→ **What is asked**:
Find the word "milhares" in the material below and gather every line that contains it.

→ **Extracted information**:
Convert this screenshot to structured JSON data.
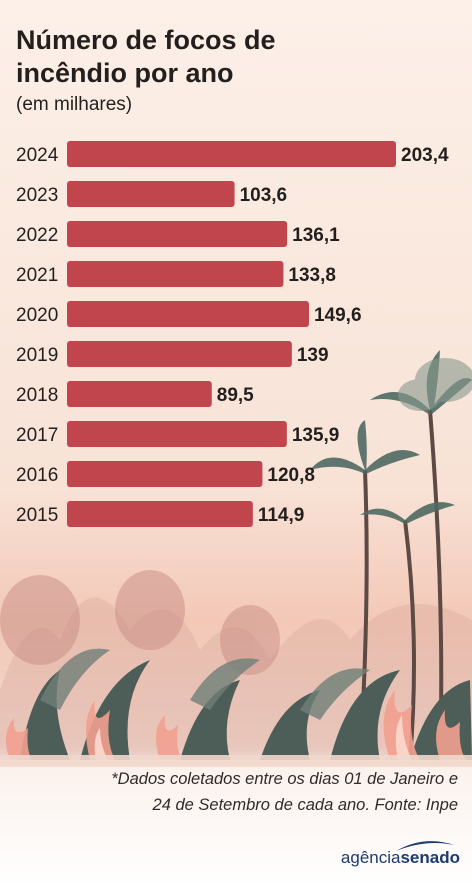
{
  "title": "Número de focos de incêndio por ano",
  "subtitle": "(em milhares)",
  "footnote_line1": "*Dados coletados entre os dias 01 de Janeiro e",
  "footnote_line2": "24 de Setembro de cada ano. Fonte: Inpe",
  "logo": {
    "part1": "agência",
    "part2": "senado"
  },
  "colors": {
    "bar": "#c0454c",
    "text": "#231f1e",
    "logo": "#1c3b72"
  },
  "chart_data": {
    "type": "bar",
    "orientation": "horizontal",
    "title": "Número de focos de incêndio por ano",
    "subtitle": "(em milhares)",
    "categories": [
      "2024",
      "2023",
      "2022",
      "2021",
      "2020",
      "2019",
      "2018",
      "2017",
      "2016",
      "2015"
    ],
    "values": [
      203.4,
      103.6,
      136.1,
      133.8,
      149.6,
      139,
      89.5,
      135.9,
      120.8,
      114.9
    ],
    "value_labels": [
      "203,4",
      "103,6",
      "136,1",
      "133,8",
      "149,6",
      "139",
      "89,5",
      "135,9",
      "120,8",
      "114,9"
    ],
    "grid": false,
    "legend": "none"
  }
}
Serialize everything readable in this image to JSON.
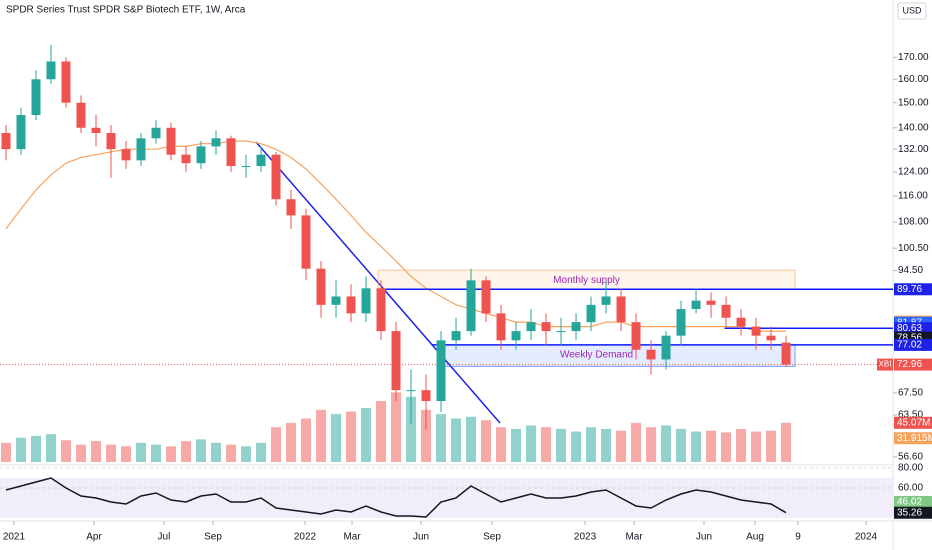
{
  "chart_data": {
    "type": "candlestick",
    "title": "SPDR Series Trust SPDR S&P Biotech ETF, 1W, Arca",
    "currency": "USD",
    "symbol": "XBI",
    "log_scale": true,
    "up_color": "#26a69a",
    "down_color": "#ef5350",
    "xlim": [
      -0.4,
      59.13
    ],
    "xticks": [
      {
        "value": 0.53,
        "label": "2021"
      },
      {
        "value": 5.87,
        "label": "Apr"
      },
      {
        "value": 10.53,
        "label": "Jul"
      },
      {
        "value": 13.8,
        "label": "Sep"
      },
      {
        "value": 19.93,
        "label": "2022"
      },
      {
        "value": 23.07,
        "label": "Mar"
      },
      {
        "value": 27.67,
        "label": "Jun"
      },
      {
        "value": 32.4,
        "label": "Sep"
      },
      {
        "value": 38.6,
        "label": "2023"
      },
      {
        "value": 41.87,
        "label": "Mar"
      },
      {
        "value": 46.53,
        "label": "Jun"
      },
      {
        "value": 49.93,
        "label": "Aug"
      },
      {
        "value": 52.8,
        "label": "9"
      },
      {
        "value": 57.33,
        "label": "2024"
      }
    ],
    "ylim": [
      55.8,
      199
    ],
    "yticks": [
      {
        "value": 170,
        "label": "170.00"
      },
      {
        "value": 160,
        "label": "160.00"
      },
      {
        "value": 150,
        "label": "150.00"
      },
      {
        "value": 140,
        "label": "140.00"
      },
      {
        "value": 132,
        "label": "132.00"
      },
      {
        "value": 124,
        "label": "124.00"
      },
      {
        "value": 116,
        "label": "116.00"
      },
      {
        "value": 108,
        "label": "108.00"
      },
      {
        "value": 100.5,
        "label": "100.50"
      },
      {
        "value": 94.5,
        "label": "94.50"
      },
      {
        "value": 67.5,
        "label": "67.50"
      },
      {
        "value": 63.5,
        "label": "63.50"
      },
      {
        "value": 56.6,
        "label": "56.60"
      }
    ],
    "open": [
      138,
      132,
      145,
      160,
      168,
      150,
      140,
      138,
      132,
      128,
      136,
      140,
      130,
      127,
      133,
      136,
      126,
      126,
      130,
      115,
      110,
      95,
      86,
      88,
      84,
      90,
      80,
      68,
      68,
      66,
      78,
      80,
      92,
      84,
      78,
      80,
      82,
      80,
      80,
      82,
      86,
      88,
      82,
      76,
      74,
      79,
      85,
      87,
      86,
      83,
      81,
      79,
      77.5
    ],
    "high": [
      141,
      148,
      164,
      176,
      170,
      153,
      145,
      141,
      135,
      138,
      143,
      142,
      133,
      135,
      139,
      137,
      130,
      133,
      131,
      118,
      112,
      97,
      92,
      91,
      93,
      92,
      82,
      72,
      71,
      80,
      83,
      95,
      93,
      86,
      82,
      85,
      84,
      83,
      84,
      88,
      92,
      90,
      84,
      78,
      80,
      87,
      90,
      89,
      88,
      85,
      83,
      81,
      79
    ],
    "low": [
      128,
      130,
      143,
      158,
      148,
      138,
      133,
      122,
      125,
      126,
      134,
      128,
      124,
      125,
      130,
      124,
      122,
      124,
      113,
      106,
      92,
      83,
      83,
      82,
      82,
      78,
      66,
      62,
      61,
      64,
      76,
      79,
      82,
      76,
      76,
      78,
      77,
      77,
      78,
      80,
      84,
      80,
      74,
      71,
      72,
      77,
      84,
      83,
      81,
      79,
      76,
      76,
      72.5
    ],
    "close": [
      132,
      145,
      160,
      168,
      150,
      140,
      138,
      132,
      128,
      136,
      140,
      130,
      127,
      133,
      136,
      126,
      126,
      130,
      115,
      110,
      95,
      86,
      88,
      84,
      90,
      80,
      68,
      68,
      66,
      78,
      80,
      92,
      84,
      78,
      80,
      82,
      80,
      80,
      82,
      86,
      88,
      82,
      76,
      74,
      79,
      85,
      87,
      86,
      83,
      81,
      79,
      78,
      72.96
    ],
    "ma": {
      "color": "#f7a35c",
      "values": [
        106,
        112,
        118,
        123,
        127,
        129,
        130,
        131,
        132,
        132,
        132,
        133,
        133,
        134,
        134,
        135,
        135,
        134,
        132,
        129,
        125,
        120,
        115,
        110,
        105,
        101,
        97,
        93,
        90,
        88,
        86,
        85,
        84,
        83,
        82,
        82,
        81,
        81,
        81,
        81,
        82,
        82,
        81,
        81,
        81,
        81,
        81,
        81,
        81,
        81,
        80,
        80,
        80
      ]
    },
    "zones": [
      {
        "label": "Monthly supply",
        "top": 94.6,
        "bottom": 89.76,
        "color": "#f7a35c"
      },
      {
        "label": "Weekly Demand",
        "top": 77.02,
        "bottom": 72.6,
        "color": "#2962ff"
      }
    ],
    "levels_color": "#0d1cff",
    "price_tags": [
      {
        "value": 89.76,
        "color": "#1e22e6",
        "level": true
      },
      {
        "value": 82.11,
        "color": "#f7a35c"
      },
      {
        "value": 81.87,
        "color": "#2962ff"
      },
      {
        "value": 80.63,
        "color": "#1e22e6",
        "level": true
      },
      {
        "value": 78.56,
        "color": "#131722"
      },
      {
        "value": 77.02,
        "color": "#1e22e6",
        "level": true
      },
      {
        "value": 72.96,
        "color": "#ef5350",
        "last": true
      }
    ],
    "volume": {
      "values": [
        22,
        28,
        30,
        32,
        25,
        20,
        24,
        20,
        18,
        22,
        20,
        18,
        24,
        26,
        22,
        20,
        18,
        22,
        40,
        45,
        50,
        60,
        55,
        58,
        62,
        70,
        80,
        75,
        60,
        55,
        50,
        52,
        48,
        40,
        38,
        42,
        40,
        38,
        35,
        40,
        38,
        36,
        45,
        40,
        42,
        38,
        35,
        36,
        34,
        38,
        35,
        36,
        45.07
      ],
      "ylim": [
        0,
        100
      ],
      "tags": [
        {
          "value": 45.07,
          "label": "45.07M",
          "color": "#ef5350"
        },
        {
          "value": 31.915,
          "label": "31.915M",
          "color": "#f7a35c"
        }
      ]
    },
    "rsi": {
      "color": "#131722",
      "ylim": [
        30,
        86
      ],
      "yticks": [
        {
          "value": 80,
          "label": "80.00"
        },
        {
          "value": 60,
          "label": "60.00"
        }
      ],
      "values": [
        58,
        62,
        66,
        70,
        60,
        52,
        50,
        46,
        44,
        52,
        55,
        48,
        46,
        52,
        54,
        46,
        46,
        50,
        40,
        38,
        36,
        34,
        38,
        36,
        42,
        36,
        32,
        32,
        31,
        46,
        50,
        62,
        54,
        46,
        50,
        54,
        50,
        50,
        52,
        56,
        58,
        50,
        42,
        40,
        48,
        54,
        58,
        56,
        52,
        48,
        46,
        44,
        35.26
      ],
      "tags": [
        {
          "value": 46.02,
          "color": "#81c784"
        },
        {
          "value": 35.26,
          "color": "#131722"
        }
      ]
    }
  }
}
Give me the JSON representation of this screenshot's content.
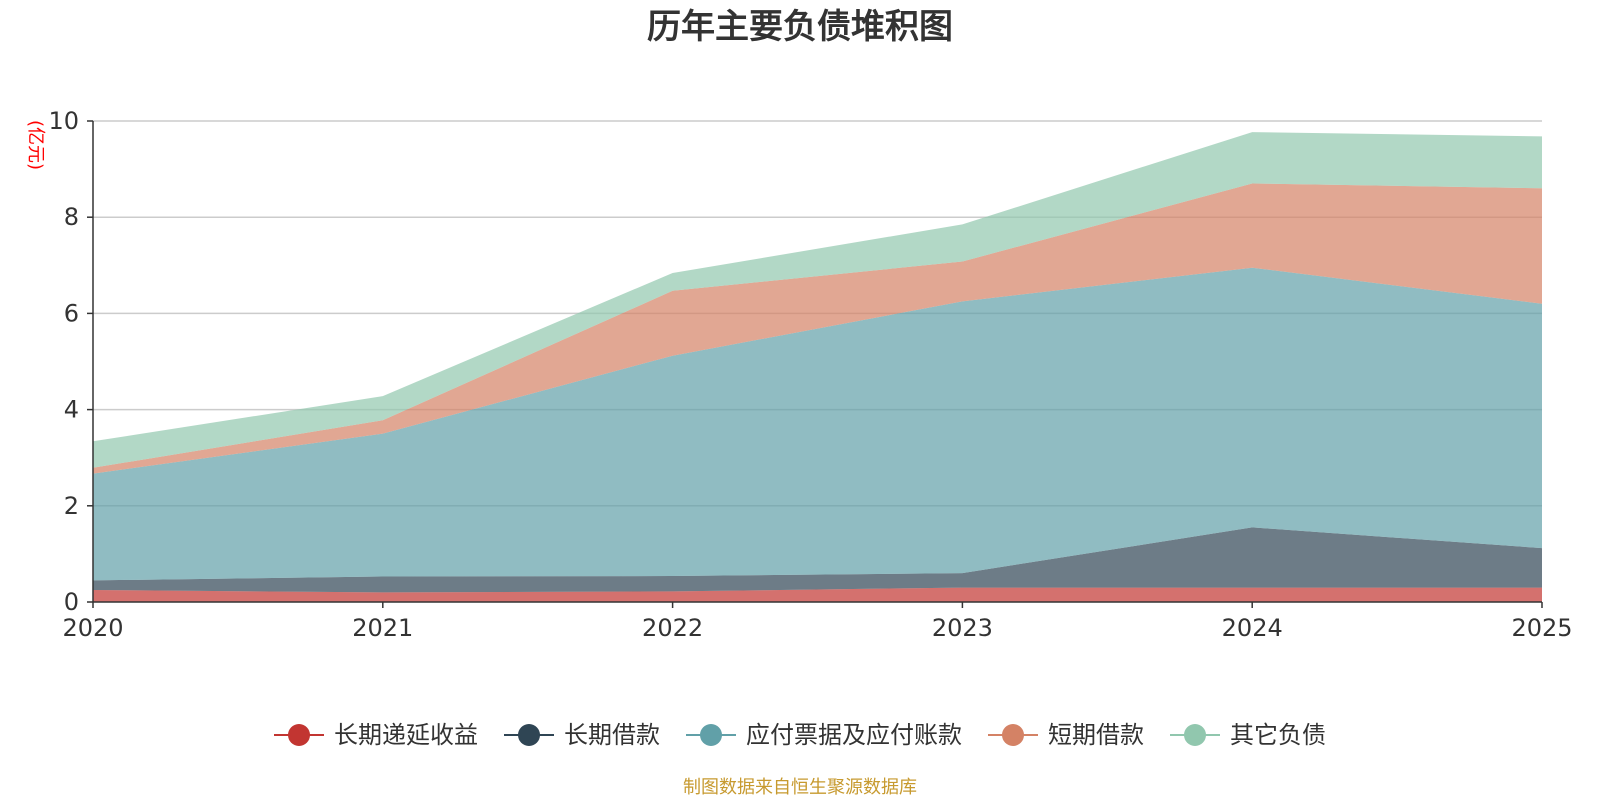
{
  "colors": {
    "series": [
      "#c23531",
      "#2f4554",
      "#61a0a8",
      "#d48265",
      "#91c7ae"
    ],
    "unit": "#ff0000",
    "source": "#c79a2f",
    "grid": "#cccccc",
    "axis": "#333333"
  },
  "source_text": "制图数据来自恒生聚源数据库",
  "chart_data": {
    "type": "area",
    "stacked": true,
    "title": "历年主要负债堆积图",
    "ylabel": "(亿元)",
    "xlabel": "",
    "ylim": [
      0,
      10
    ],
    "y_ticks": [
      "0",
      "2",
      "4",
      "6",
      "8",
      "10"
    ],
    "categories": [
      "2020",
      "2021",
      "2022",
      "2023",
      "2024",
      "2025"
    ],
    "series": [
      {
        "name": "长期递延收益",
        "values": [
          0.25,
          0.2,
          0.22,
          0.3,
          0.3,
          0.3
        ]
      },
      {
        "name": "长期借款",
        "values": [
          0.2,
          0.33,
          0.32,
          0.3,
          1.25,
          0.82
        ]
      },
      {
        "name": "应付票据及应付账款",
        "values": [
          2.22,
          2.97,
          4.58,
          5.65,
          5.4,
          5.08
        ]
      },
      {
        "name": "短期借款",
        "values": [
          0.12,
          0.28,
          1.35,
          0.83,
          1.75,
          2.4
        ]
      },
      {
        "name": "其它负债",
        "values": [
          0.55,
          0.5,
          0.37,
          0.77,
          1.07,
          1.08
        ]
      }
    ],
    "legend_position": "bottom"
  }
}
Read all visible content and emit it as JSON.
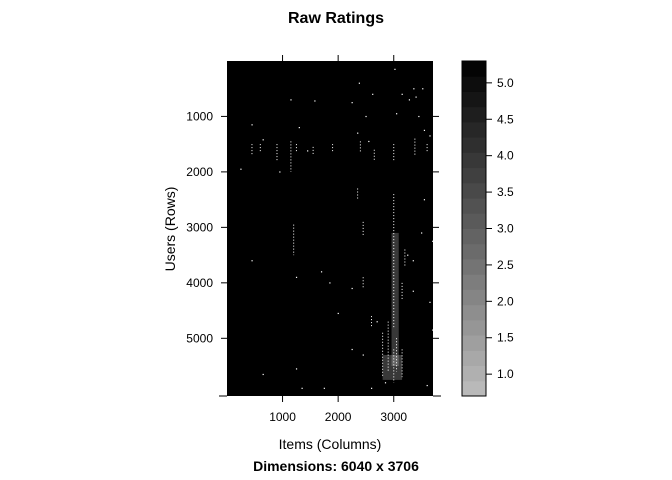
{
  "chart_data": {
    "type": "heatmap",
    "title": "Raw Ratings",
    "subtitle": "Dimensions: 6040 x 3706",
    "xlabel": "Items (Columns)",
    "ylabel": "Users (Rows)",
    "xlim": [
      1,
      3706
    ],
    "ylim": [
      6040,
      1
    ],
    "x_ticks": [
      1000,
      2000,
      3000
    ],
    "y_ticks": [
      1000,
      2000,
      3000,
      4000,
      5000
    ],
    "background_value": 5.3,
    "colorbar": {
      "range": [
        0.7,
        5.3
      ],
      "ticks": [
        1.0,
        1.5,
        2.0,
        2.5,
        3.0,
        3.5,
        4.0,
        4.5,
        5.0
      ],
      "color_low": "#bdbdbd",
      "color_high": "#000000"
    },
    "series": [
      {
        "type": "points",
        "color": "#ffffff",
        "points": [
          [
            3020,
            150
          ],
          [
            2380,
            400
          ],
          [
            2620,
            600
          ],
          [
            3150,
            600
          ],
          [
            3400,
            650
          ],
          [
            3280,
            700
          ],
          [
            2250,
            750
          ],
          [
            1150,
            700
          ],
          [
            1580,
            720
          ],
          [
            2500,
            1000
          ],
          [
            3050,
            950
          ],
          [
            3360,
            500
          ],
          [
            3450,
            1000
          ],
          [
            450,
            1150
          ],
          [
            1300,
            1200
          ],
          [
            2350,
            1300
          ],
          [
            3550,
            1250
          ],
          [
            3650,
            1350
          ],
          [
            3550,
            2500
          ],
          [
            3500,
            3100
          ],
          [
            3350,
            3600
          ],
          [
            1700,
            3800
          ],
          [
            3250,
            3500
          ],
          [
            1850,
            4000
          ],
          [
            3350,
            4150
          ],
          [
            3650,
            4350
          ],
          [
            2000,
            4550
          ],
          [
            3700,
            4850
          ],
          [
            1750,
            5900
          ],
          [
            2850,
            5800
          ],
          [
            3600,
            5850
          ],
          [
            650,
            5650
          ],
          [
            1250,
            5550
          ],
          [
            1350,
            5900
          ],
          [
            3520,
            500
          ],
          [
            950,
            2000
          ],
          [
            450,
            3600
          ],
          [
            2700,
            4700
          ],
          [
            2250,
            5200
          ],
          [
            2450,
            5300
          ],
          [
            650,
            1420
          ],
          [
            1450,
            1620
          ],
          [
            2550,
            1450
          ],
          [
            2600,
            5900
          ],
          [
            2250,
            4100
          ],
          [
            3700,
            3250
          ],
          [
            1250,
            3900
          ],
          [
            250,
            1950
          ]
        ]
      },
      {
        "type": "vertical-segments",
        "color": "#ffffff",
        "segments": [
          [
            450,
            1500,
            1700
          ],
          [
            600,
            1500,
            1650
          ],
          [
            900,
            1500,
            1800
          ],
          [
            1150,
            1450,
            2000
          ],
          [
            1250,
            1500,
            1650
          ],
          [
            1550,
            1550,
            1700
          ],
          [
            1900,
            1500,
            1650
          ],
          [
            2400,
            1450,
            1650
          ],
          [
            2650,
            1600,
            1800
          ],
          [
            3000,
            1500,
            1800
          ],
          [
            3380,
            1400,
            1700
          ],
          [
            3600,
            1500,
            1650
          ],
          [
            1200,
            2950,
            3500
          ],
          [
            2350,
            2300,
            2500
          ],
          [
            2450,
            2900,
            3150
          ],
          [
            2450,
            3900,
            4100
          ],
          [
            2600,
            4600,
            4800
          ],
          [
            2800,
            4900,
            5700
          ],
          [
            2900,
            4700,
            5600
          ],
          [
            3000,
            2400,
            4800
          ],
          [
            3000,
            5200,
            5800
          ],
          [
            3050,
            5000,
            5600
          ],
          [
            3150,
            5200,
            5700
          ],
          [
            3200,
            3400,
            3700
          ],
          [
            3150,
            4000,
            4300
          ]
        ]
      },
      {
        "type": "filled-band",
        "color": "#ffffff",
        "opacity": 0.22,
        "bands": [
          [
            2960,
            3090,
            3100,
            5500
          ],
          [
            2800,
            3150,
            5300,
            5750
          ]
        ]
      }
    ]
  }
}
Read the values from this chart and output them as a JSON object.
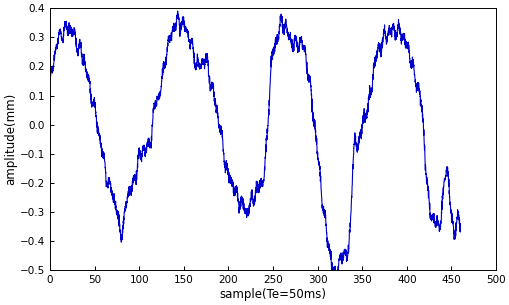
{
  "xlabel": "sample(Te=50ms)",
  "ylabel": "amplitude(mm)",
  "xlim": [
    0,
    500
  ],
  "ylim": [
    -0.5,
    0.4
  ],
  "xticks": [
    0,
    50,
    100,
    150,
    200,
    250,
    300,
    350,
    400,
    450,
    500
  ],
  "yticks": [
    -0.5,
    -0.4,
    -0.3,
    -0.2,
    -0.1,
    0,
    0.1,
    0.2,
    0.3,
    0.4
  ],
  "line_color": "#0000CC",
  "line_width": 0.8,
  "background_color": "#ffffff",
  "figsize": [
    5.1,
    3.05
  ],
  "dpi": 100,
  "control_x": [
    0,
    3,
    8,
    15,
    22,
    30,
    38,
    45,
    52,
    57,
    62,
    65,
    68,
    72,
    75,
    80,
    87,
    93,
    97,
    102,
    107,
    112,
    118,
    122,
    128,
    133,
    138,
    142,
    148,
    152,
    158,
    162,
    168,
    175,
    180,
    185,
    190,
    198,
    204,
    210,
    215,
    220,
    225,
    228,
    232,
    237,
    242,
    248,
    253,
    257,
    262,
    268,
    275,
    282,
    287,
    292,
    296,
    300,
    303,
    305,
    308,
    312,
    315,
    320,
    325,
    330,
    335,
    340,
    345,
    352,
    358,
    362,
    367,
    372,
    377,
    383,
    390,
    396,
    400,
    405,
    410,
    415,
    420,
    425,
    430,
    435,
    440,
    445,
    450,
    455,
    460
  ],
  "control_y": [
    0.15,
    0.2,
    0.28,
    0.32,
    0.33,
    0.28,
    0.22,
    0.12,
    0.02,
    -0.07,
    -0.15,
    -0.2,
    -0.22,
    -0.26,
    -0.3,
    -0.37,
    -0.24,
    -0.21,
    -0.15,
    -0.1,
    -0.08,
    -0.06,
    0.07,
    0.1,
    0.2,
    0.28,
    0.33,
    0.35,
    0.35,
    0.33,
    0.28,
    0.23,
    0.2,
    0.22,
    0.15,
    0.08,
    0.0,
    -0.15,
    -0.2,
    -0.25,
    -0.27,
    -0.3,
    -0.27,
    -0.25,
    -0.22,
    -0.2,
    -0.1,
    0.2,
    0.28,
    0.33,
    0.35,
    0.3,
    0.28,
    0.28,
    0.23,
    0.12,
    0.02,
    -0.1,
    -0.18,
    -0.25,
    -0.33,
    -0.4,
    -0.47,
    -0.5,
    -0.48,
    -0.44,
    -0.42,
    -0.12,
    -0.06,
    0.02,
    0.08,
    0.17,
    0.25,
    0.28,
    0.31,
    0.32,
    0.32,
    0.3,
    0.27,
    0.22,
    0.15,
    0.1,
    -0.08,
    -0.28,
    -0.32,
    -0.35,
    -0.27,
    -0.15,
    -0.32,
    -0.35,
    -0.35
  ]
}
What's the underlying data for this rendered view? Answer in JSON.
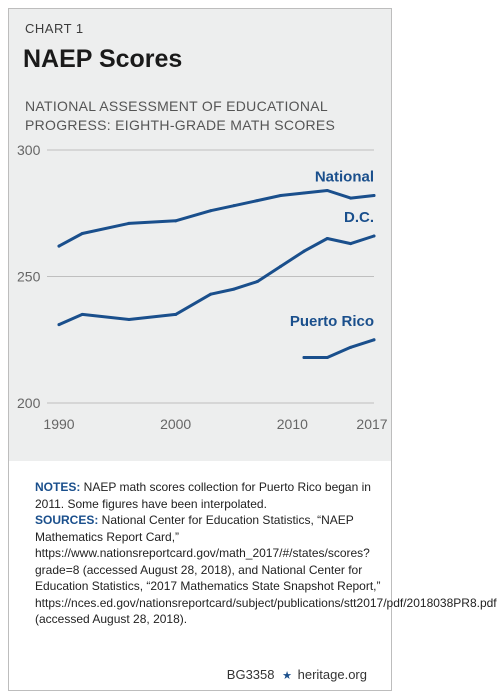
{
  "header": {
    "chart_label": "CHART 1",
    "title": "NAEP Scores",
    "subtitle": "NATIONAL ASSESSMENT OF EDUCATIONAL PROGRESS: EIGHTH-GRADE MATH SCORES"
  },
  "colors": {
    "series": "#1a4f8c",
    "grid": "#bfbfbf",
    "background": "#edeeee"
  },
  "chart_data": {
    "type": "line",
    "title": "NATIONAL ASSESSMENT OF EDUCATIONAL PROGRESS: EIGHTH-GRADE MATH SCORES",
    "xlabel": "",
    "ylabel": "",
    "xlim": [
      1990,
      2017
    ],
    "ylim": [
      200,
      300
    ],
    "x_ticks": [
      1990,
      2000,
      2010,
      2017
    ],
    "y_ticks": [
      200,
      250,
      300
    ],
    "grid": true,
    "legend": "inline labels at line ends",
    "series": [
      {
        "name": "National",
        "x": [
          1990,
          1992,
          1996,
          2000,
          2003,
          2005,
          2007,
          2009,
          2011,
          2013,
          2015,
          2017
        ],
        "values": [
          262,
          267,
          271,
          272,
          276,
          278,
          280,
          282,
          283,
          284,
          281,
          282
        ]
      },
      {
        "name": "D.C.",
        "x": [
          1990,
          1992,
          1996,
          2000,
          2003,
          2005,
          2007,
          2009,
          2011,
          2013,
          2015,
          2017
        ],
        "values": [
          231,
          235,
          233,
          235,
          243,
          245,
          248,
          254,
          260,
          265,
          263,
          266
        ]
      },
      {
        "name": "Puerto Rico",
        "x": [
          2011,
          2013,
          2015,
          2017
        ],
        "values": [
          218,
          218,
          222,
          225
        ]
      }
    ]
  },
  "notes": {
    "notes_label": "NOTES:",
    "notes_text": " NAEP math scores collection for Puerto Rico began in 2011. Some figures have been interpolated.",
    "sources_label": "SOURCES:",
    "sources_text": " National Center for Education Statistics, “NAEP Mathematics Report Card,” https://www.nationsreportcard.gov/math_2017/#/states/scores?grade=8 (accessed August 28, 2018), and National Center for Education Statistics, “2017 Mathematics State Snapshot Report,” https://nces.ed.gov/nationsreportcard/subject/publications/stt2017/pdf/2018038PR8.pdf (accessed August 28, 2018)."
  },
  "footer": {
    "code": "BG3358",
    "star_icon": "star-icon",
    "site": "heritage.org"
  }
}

→ **The reply**:
  "subtitle": "(em milhares)",
    "subtitle": "(em milhares)",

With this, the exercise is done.